> **Text**:
In late 2017, Dildar Begum fled her village of Buthidaung, a town in Myanmar’s Rakhine state, which has been consumed by escalating crackdowns on its Muslim-minority Rohingya population.

“He was standing in front of our house,” Begum said. “They beat him to death.”

Begum now lives in the swelling Kutupalong refugee camp across the border from Myanmar in a city called Cox’s Bazar on the southeast coast of Bangladesh. She is among the nearly 900,000 Rohingya who have fled to this camp amid reports of ethnic cleansing perpetuated by Myanmar’s security forces.

Bangladesh today hosts the largest population of refugees, according to the International Organization for Migration, with nearly 1 million Rohingya crammed into 38 refugee camps in Cox’s Bazar.

A journalist protests the arrest of Reuters journalists Wa Lone and Kyaw Soe Oo (pictured in posters behind) in Pyay, Myanmar on Dec. 27, 2017. THIHA LWIN/AFP/GETTY IMAGES

The Rohingya crisis is part of a larger narrative of distrust and governance challenges within Myanmar, stemming from a complex history of colonialism, ethnic and religious tensions, and geopolitical concerns.

For an outsider, the internal strife can be baffling and is exacerbated by the increased restrictions on press freedoms by the Myanmar government.

> **Records for this task**:
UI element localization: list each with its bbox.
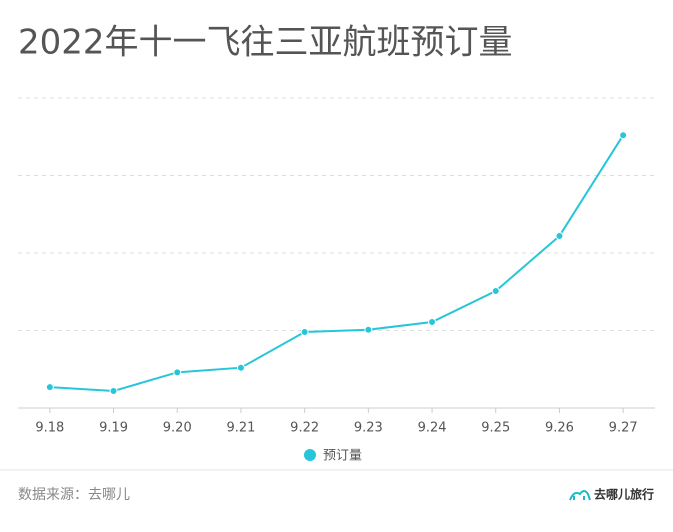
x-tick-label: 9.27	[609, 421, 638, 436]
x-tick-label: 9.18	[35, 421, 64, 436]
source: 数据来源：去哪儿	[18, 487, 130, 503]
point	[109, 386, 118, 395]
point	[300, 328, 309, 337]
line	[49, 134, 624, 392]
brand: 去哪儿旅行	[594, 487, 654, 502]
x-tick-label: 9.22	[290, 421, 319, 436]
x-tick-label: 9.21	[226, 421, 255, 436]
legend-label: 预订量	[323, 449, 362, 464]
point	[45, 383, 54, 392]
x-tick-label: 9.25	[481, 421, 510, 436]
x-tick-label: 9.24	[418, 421, 447, 436]
point	[491, 286, 500, 295]
point	[173, 368, 182, 377]
x-tick-label: 9.19	[99, 421, 128, 436]
point	[619, 131, 628, 140]
x-tick-label: 9.23	[354, 421, 383, 436]
x-tick-label: 9.26	[545, 421, 574, 436]
legend-marker	[304, 449, 316, 461]
chart-title: 2022年十一飞往三亚航班预订量	[18, 23, 513, 63]
brand-logo	[569, 490, 591, 501]
x-tick-label: 9.20	[163, 421, 192, 436]
point	[236, 363, 245, 372]
point	[364, 325, 373, 334]
point	[555, 231, 564, 240]
point	[428, 317, 437, 326]
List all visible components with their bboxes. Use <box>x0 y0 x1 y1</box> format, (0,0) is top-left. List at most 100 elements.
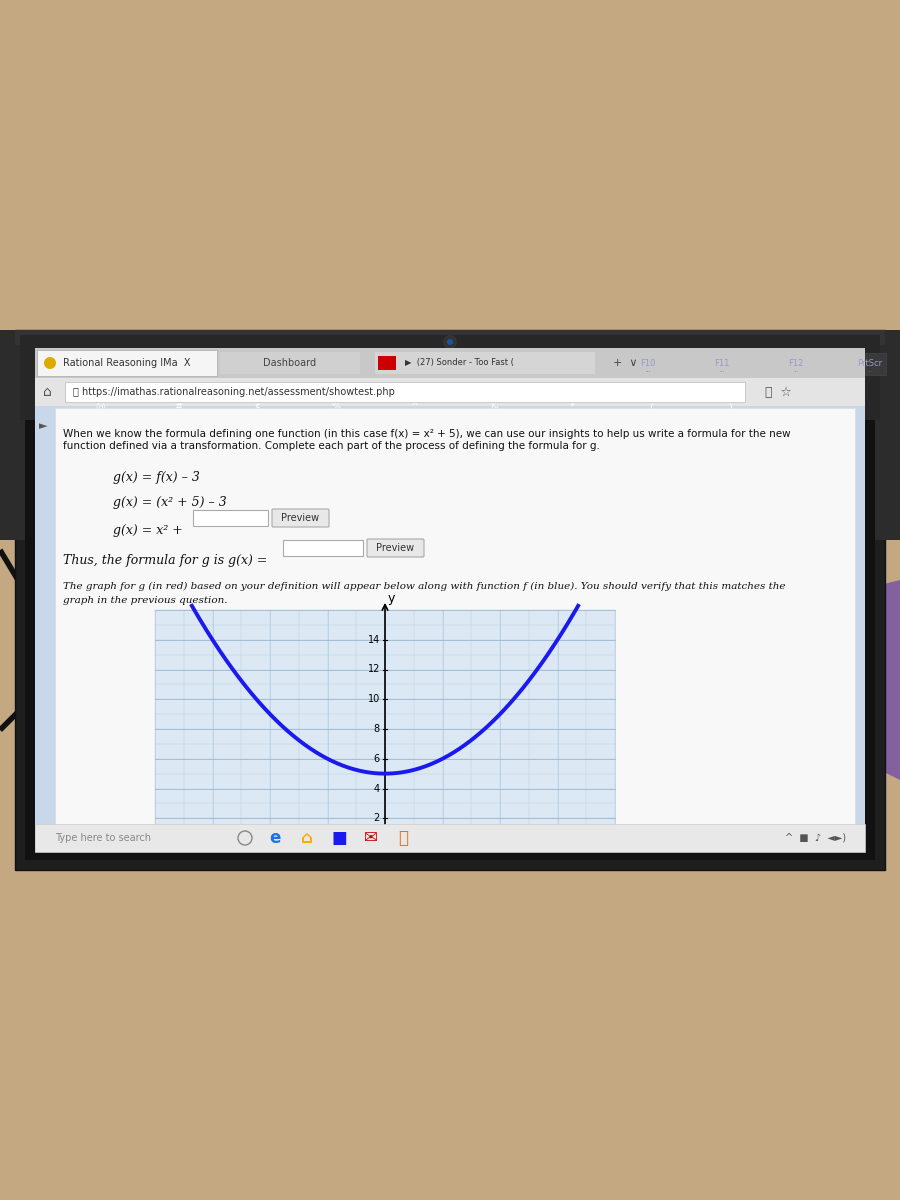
Text: 6: 6 <box>374 754 380 763</box>
Bar <box>20 335 880 420</box>
Text: ...: ... <box>645 368 651 373</box>
Text: 12: 12 <box>367 665 380 674</box>
Text: ⌂: ⌂ <box>302 829 313 847</box>
Text: 4: 4 <box>374 784 380 793</box>
Bar <box>25 340 875 860</box>
Bar <box>37 350 217 376</box>
Text: Type here to search: Type here to search <box>55 833 151 842</box>
Text: g(x) = x² +: g(x) = x² + <box>113 524 183 538</box>
Bar <box>185 353 220 374</box>
Text: ...: ... <box>348 368 354 373</box>
Text: @: @ <box>95 402 104 412</box>
Bar <box>35 378 865 406</box>
Text: ...: ... <box>793 368 798 373</box>
Bar <box>35 406 865 852</box>
Text: ...: ... <box>52 368 58 373</box>
Text: g(x) = f(x) – 3: g(x) = f(x) – 3 <box>113 470 200 484</box>
Text: ...: ... <box>571 368 576 373</box>
Text: F3: F3 <box>124 360 134 368</box>
Text: 🔒 https://imathas.rationalreasoning.net/assessment/showtest.php: 🔒 https://imathas.rationalreasoning.net/… <box>73 386 395 397</box>
Text: F9: F9 <box>569 360 579 368</box>
Text: ►: ► <box>39 421 48 431</box>
Text: %: % <box>332 402 341 412</box>
Text: ▶︎  (27) Sonder - Too Fast (: ▶︎ (27) Sonder - Too Fast ( <box>405 359 514 367</box>
Text: F4: F4 <box>198 360 208 368</box>
Text: 14: 14 <box>368 635 380 644</box>
Text: e: e <box>269 829 281 847</box>
Text: ⧉  ☆: ⧉ ☆ <box>765 385 792 398</box>
Bar <box>193 510 268 526</box>
Text: function defined via a transformation. Complete each part of the process of defi: function defined via a transformation. C… <box>63 440 600 451</box>
Text: Preview: Preview <box>376 542 414 553</box>
Bar <box>778 353 812 374</box>
Bar <box>111 353 145 374</box>
Text: +  ∨: + ∨ <box>613 358 637 368</box>
Text: PrtScr: PrtScr <box>858 360 883 368</box>
Text: Ⓒ: Ⓒ <box>398 829 408 847</box>
Text: Dashboard: Dashboard <box>264 358 317 368</box>
Text: y: y <box>387 592 395 605</box>
Bar <box>482 353 516 374</box>
Text: The graph for g (in red) based on your definition will appear below along with f: The graph for g (in red) based on your d… <box>63 582 786 592</box>
Text: graph in the previous question.: graph in the previous question. <box>63 596 228 605</box>
Text: Preview: Preview <box>281 514 320 523</box>
Text: *: * <box>570 402 575 412</box>
Text: ...: ... <box>274 368 280 373</box>
Text: Thus, the formula for g is g(x) =: Thus, the formula for g is g(x) = <box>63 554 267 566</box>
Text: ^: ^ <box>411 402 419 412</box>
Text: When we know the formula defining one function (in this case f(x) = x² + 5), we : When we know the formula defining one fu… <box>63 428 790 439</box>
Bar <box>65 382 745 402</box>
Bar <box>333 353 367 374</box>
Bar <box>375 352 595 374</box>
Bar <box>630 353 663 374</box>
Text: ...: ... <box>127 368 131 373</box>
Text: F5: F5 <box>272 360 283 368</box>
Bar <box>37 353 71 374</box>
Text: ...: ... <box>868 368 873 373</box>
Text: &: & <box>490 402 498 412</box>
Circle shape <box>447 338 453 346</box>
Bar <box>378 356 396 370</box>
Bar <box>259 353 293 374</box>
Bar <box>155 610 615 848</box>
Text: 8: 8 <box>374 724 380 734</box>
Bar <box>15 330 885 346</box>
Polygon shape <box>760 580 900 780</box>
Bar <box>555 353 590 374</box>
Text: (: ( <box>649 402 653 412</box>
Bar <box>852 353 886 374</box>
Text: ■: ■ <box>331 829 346 847</box>
Text: 2: 2 <box>374 814 380 823</box>
Text: F11: F11 <box>714 360 730 368</box>
Text: ⌂: ⌂ <box>42 385 51 398</box>
Bar <box>704 353 738 374</box>
Text: ): ) <box>728 402 732 412</box>
Bar <box>220 352 360 374</box>
Circle shape <box>547 386 553 392</box>
Circle shape <box>601 386 607 392</box>
Circle shape <box>443 335 457 349</box>
Circle shape <box>583 386 589 392</box>
Circle shape <box>44 358 56 370</box>
Text: ...: ... <box>497 368 502 373</box>
Text: 10: 10 <box>368 695 380 704</box>
Text: ...: ... <box>423 368 428 373</box>
Circle shape <box>565 386 571 392</box>
Text: g(x) = (x² + 5) – 3: g(x) = (x² + 5) – 3 <box>113 496 227 509</box>
FancyBboxPatch shape <box>367 539 424 557</box>
Text: F6: F6 <box>346 360 356 368</box>
Bar <box>15 330 885 870</box>
Text: ...: ... <box>719 368 724 373</box>
Bar <box>283 540 363 556</box>
Bar <box>35 348 865 378</box>
Text: F7: F7 <box>420 360 430 368</box>
Text: F12: F12 <box>788 360 804 368</box>
Text: ^  ■  ♪  ◄►): ^ ■ ♪ ◄►) <box>785 833 846 842</box>
Text: F2: F2 <box>50 360 60 368</box>
Text: #: # <box>175 402 183 412</box>
Text: F8: F8 <box>494 360 505 368</box>
Text: Rational Reasoning IMa  X: Rational Reasoning IMa X <box>63 358 191 368</box>
Bar <box>35 824 865 852</box>
Bar <box>408 353 442 374</box>
FancyBboxPatch shape <box>272 509 329 527</box>
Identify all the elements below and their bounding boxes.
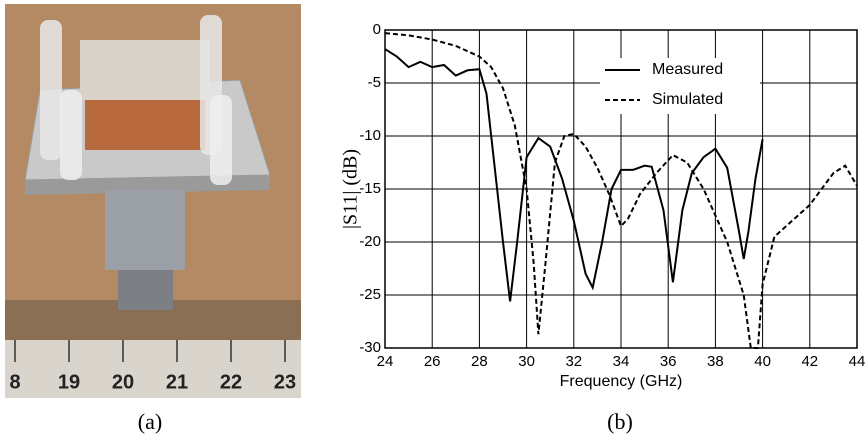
y-tick-label: -10 <box>359 127 381 144</box>
series-line <box>384 48 764 302</box>
plot-frame <box>384 29 858 349</box>
legend-box <box>600 58 760 114</box>
caption: (b) <box>607 409 633 434</box>
y-tick-label: -20 <box>359 233 381 250</box>
ruler-label: 19 <box>58 371 80 393</box>
x-tick-label: 34 <box>613 353 630 370</box>
x-tick-label: 30 <box>518 353 535 370</box>
ruler-label: 20 <box>112 371 134 393</box>
x-axis-label: Frequency (GHz) <box>560 373 683 390</box>
ruler-label: 8 <box>9 371 20 393</box>
photo: 8 19 20 21 22 23 <box>5 4 301 398</box>
y-tick-label: -15 <box>359 180 381 197</box>
ruler-label: 23 <box>274 371 296 393</box>
caption: (a) <box>138 409 162 434</box>
ruler-label: 21 <box>166 371 188 393</box>
y-tick-label: 0 <box>373 21 381 38</box>
x-tick-label: 24 <box>377 353 394 370</box>
x-tick-label: 38 <box>707 353 724 370</box>
y-axis-label: |S11| (dB) <box>340 149 362 229</box>
y-tick-label: -5 <box>368 74 381 91</box>
series-line <box>384 32 858 349</box>
ruler-label: 22 <box>220 371 242 393</box>
x-tick-label: 26 <box>424 353 441 370</box>
ruler: 8 19 20 21 22 23 <box>9 340 296 393</box>
x-tick-label: 28 <box>471 353 488 370</box>
x-tick-label: 32 <box>565 353 582 370</box>
x-tick-label: 40 <box>754 353 771 370</box>
x-tick-label: 42 <box>801 353 818 370</box>
y-tick-label: -25 <box>359 286 381 303</box>
x-tick-label: 36 <box>660 353 677 370</box>
legend-label: Simulated <box>652 91 723 108</box>
x-tick-label: 44 <box>849 353 866 370</box>
y-tick-label: -30 <box>359 339 381 356</box>
legend-label: Measured <box>652 61 723 78</box>
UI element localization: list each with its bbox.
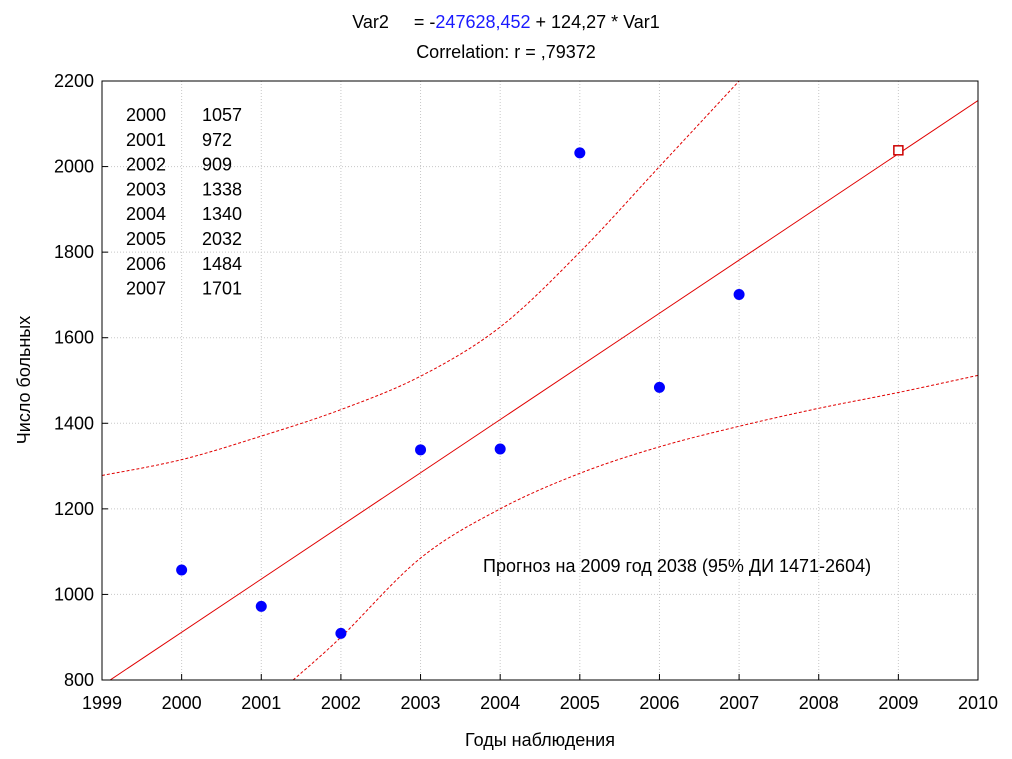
table-value: 909 — [202, 155, 232, 175]
table-year: 2006 — [126, 254, 166, 274]
correlation-line: Correlation: r = ,79372 — [416, 42, 596, 62]
x-tick-label: 2006 — [639, 693, 679, 713]
y-tick-label: 1200 — [54, 499, 94, 519]
data-point — [653, 381, 665, 393]
data-point — [494, 443, 506, 455]
data-point — [176, 564, 188, 576]
table-value: 1701 — [202, 279, 242, 299]
table-year: 2000 — [126, 105, 166, 125]
data-point — [335, 627, 347, 639]
confidence-upper-line — [102, 81, 740, 476]
equation-equals: = - — [413, 12, 436, 32]
equation-intercept: 247628,452 — [435, 12, 531, 32]
table-year: 2004 — [126, 204, 166, 224]
table-value: 1484 — [202, 254, 242, 274]
data-point — [415, 444, 427, 456]
data-point — [574, 147, 586, 159]
y-tick-label: 1000 — [54, 584, 94, 604]
y-tick-label: 1400 — [54, 413, 94, 433]
x-axis-ticks: 1999 2000 2001 2002 2003 2004 2005 2006 2007 2008… — [82, 674, 998, 713]
table-year: 2001 — [126, 130, 166, 150]
plot-border — [101, 80, 979, 681]
y-tick-label: 1600 — [54, 328, 94, 348]
plot-frame — [101, 80, 979, 681]
x-tick-label: 2008 — [799, 693, 839, 713]
x-tick-label: 2004 — [480, 693, 520, 713]
forecast-annotation: Прогноз на 2009 год 2038 (95% ДИ 1471-26… — [483, 556, 871, 576]
data-points — [176, 145, 904, 639]
x-tick-label: 2003 — [401, 693, 441, 713]
confidence-lower-line — [292, 374, 978, 680]
x-tick-label: 2009 — [878, 693, 918, 713]
table-year: 2005 — [126, 229, 166, 249]
table-value: 1338 — [202, 179, 242, 199]
y-tick-label: 2000 — [54, 157, 94, 177]
y-axis-ticks: 800 1000 1200 1400 1600 1800 2000 2200 — [54, 71, 108, 690]
equation-line: Var2 = -247628,452 + 124,27 * Var1 — [0, 12, 1012, 33]
equation-rhs: + 124,27 * Var1 — [530, 12, 660, 32]
x-tick-label: 2010 — [958, 693, 998, 713]
y-tick-label: 1800 — [54, 242, 94, 262]
table-value: 972 — [202, 130, 232, 150]
equation-lhs: Var2 — [352, 12, 389, 32]
data-table: 2000 1057 2001 972 2002 909 2003 1338 2004 1340 20… — [126, 105, 242, 299]
table-value: 1340 — [202, 204, 242, 224]
x-tick-label: 2002 — [321, 693, 361, 713]
data-point — [733, 289, 745, 301]
x-tick-label: 2001 — [241, 693, 281, 713]
data-point — [255, 600, 267, 612]
grid — [102, 81, 978, 680]
y-tick-label: 800 — [64, 670, 94, 690]
x-tick-label: 2007 — [719, 693, 759, 713]
table-year: 2003 — [126, 179, 166, 199]
table-year: 2007 — [126, 279, 166, 299]
x-tick-label: 2000 — [162, 693, 202, 713]
forecast-point — [893, 145, 904, 156]
regression-line — [109, 100, 978, 680]
y-tick-label: 2200 — [54, 71, 94, 91]
table-value: 1057 — [202, 105, 242, 125]
y-axis-label: Число больных — [14, 316, 34, 444]
confidence-band — [102, 81, 978, 680]
x-axis-label: Годы наблюдения — [465, 730, 615, 750]
x-tick-label: 2005 — [560, 693, 600, 713]
table-value: 2032 — [202, 229, 242, 249]
table-year: 2002 — [126, 155, 166, 175]
x-tick-label: 1999 — [82, 693, 122, 713]
regression-line-path — [109, 100, 978, 680]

> **Exercise set**:
[a] In the Myanmar text, change "distrust" to "mistrust" in the stretch from "The Rohingya crisis" through "and geopolitical concerns.", and give that stretch with the change made.
[b] Arrange the stretch of the entries from the line containing "table-value: 909 — [202, 155, 232, 175]" through the line containing "table-year: 2004 — [126, 204, 166, 224]" as a Markdown table with the columns Row and Line, leaving out blank lines.

> **Final answers**:
[a]
The Rohingya crisis is part of a larger narrative of mistrust and governance challenges within Myanmar, stemming from a complex history of colonialism, ethnic and religious tensions, and geopolitical concerns.

[b]
| Row | Line |
|---|---|
| 1 | table-value: 909 — [202, 155, 232, 175] |
| 2 | table-year: 2006 — [126, 254, 166, 274] |
| 3 | correlation-line: Correlation: r = ,79372 — [416, 42, 596, 62] |
| 4 | x-tick-label: 2006 — [639, 693, 679, 713] |
| 5 | y-tick-label: 1200 — [54, 499, 94, 519] |
| 6 | data-point — [653, 381, 665, 393] |
| 7 | data-point — [494, 443, 506, 455] |
| 8 | data-point — [176, 564, 188, 576] |
| 9 | table-value: 1701 — [202, 279, 242, 299] |
| 10 | table-year: 2000 — [126, 105, 166, 125] |
| 11 | data-point — [335, 627, 347, 639] |
| 12 | confidence-upper-line — [102, 81, 740, 476] |
| 13 | equation-equals: = - — [413, 12, 436, 32] |
| 14 | equation-intercept: 247628,452 — [435, 12, 531, 32] |
| 15 | table-year: 2004 — [126, 204, 166, 224] |